- Page extract -
-----

So horrific were his actions that mosques in the Manchester area refused to carry out a funeral for him or have anything to do with his remains.   

Brady, who was 79, died of pneumonia a week earlier, on May 15. He had been incarcerated since 1966, when he was convicted of murdering three children. But he was believed to have killed at least five children with his partner in crime, Myra Hindley.

© AP PhotoUndated file photo of Ian Brady
Undated file photo of Ian Brady - Sputnik International
Undated file photo of Ian Brady

Brady and Hindley were known as the Moors Murderers because they dumped their victims on Saddleworth Moor, high above Manchester.

Because of the nature of their crimes — they had tortured the children and tape-recorded their ordeals — they were considered the most horrific British killers of the 20th century.

-----

- Supplied material -
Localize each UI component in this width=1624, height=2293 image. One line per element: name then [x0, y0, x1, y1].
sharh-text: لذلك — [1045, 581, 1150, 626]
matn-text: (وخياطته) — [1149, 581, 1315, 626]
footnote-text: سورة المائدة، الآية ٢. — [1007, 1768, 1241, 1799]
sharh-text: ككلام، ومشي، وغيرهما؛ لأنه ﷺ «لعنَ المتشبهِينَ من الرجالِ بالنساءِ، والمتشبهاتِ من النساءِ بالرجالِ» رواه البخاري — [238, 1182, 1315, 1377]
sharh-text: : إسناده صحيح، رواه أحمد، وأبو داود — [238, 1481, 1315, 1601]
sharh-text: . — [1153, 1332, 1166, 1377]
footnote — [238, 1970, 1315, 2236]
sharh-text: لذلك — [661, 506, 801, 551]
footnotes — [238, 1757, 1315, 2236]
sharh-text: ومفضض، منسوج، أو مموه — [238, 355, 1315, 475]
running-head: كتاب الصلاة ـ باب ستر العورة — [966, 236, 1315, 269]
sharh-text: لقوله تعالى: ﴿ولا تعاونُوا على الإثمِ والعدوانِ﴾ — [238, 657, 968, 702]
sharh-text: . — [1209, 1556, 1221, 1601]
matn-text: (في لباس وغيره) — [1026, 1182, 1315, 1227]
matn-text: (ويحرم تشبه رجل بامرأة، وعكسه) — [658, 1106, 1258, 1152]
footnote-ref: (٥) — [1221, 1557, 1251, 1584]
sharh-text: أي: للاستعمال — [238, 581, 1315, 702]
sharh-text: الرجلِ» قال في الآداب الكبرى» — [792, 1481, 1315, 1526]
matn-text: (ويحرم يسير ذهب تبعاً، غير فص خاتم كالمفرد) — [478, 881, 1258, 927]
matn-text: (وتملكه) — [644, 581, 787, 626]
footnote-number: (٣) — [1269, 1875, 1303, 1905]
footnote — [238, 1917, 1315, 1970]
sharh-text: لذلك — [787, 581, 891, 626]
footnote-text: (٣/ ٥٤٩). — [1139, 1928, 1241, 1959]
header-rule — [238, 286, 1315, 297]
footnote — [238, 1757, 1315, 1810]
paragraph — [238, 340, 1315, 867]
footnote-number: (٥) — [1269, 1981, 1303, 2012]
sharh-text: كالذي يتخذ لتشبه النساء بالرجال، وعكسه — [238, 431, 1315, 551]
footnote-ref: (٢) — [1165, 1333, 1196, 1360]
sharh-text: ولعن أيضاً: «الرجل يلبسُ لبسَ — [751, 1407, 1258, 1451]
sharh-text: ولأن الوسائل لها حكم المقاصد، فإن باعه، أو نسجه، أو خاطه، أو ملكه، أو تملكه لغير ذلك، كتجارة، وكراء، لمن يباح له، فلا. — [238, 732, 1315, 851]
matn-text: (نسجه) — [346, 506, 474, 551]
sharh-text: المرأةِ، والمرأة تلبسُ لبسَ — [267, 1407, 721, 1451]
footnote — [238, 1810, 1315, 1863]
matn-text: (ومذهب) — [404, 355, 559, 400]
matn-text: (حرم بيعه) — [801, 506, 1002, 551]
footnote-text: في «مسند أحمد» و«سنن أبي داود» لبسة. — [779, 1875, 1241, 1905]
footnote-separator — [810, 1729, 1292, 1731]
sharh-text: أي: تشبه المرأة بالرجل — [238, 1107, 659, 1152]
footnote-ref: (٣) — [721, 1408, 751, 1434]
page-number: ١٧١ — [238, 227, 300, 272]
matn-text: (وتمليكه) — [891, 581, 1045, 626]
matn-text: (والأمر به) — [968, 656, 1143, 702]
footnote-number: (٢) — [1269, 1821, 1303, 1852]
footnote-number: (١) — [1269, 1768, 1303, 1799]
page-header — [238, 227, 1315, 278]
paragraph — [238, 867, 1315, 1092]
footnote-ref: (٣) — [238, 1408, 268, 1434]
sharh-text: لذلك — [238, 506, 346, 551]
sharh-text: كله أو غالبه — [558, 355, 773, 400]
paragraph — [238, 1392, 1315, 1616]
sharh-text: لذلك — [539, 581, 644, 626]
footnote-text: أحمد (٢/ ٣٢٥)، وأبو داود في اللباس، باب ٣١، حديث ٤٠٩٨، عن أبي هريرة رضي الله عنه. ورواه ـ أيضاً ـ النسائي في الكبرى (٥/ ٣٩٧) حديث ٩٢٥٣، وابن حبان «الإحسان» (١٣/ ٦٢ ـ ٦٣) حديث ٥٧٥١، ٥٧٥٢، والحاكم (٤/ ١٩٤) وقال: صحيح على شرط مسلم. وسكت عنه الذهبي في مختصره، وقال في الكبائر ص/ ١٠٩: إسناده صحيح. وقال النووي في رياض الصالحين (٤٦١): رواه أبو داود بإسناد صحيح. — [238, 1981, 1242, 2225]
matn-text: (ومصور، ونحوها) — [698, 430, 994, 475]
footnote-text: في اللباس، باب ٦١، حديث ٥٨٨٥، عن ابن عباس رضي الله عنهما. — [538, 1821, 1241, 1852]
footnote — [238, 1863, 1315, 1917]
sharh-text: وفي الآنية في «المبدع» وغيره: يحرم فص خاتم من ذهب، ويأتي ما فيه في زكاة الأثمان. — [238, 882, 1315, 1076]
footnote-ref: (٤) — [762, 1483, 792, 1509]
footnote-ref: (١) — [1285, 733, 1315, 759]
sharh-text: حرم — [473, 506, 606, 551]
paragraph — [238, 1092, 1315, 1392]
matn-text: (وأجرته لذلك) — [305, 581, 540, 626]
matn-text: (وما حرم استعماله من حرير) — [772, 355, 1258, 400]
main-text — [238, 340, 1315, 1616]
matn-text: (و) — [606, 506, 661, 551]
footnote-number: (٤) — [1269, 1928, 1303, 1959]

-----

- Brief -
Can you write the next part of the article about Ian Brady, picking up right after its final sentence? The entries have nothing to do with the article about Ian Brady.

- Output of the task -
Brady died in Ashworth Hospital on Merseyside, and the local council has refused to have anything to do with his remains.

"We have not been approached by his executor to cremate his body. The simple answer, if asked, would be a no," said a Sefton Borough Council spokesman.

Glasgow City Council has also refused to take his remains, despite him being born in the city.

Several online petitions have been set up suggesting various ways of disposing of Brady's remains.

One suggests interring his remains in the grounds of Ashworth Hospital, a place he despised.

"Why can't we have his remains buried in a pauper's grave in the grounds of the one place he tried desperately to get out of? That place of course is Ashworth Secure Hospital. I think it would be a fitting place. Keep him there even in death. A true fitting degradation of his memory that he would not have liked," writes petitioner Brad Savidge.

Another petition calls for him to be buried in a landfill site, and a third suggests his ashes should simply be flushed down the toilet.

This is not the first time the authorities have struggled to know what to do with infamous criminals.

On New Year's Day 1995 serial killer Fred West hanged himself in prison while awaiting trial.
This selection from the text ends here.